* DATA SECTION *
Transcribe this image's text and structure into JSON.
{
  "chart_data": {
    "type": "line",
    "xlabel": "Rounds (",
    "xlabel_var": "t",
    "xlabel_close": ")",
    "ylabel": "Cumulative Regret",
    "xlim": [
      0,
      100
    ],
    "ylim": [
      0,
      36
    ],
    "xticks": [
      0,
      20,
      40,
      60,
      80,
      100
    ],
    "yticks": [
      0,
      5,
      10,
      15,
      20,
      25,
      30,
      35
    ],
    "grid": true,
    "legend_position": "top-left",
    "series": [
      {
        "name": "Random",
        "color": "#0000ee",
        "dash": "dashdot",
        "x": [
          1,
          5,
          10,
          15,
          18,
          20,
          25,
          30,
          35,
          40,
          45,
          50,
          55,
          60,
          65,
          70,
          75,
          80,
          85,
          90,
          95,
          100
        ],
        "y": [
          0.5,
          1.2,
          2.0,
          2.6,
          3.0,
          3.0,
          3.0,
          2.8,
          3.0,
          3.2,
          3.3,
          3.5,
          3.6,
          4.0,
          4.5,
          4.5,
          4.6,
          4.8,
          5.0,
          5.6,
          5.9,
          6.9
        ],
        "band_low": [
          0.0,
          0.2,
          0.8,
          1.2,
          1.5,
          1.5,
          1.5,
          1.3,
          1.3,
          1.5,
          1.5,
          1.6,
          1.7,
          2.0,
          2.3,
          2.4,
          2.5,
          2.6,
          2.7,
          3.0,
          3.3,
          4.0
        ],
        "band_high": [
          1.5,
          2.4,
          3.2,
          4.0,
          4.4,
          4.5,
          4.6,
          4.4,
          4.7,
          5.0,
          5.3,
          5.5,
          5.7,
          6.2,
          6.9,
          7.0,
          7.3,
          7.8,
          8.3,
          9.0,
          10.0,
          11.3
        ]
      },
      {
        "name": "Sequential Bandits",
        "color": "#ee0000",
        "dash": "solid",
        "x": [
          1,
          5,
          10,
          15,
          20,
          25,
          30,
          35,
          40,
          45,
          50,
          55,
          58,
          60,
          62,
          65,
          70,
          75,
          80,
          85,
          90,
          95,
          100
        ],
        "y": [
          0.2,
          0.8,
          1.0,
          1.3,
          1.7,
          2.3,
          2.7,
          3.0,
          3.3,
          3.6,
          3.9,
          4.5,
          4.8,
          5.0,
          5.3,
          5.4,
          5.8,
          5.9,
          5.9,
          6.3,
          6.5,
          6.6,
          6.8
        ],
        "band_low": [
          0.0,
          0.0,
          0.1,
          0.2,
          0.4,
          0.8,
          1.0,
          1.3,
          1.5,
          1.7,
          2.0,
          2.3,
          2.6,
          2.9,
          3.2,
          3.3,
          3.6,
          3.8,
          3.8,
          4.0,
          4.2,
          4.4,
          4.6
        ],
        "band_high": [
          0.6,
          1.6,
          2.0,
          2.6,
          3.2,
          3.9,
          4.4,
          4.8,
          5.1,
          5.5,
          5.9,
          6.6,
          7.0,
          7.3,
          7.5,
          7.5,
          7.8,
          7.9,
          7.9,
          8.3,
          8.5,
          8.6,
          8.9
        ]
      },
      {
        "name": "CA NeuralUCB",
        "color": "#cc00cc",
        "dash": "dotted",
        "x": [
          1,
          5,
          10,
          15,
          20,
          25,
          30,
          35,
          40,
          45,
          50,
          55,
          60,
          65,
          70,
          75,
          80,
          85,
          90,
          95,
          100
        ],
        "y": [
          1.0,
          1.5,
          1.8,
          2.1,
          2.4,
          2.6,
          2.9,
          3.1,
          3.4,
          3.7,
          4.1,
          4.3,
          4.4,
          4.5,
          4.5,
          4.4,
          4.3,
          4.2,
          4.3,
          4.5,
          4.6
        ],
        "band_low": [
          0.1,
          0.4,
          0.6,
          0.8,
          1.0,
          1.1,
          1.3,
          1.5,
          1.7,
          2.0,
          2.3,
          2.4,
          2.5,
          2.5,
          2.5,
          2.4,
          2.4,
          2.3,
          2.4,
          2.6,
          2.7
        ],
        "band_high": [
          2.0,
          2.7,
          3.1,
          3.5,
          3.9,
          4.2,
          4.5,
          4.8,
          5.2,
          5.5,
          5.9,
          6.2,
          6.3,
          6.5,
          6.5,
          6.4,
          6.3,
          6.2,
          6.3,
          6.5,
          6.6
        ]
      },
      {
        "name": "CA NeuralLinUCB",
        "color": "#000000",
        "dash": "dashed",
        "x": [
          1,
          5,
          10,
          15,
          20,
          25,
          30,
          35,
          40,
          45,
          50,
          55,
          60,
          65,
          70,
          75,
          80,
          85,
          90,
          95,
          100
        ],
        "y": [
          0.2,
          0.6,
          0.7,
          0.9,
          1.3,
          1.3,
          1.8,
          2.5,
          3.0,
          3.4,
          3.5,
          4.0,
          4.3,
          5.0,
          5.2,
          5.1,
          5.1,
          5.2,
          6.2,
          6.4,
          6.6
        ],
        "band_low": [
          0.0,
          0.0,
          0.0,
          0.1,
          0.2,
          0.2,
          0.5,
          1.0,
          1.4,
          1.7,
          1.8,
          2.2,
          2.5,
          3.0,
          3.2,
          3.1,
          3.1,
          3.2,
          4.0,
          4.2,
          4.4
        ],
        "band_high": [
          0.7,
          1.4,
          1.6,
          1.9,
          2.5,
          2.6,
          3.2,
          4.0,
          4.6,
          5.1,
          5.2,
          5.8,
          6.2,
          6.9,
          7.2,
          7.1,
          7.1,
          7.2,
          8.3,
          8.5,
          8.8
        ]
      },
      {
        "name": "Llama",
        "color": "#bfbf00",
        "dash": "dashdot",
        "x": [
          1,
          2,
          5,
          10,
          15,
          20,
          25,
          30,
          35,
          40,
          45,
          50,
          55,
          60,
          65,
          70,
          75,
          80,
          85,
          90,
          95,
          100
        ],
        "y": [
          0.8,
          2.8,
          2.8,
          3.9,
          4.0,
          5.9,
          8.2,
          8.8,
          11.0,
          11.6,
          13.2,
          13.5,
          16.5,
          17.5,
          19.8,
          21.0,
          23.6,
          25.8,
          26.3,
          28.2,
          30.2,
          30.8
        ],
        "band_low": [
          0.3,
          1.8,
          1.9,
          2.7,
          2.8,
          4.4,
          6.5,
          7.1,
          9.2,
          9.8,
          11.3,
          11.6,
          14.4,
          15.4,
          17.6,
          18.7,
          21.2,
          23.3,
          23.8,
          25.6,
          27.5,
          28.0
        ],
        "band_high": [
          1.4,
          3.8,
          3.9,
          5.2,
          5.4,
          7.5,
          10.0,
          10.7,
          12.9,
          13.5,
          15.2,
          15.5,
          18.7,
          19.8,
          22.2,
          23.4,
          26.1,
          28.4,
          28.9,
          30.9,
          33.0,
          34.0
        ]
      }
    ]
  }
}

* DESCRIPTION OF THE TASK *
In the records, locate each line holding the string "name" and copy it.

* ANSWER FOR THE TASK *
        "name": "Random",
        "name": "Sequential Bandits",
        "name": "CA NeuralUCB",
        "name": "CA NeuralLinUCB",
        "name": "Llama",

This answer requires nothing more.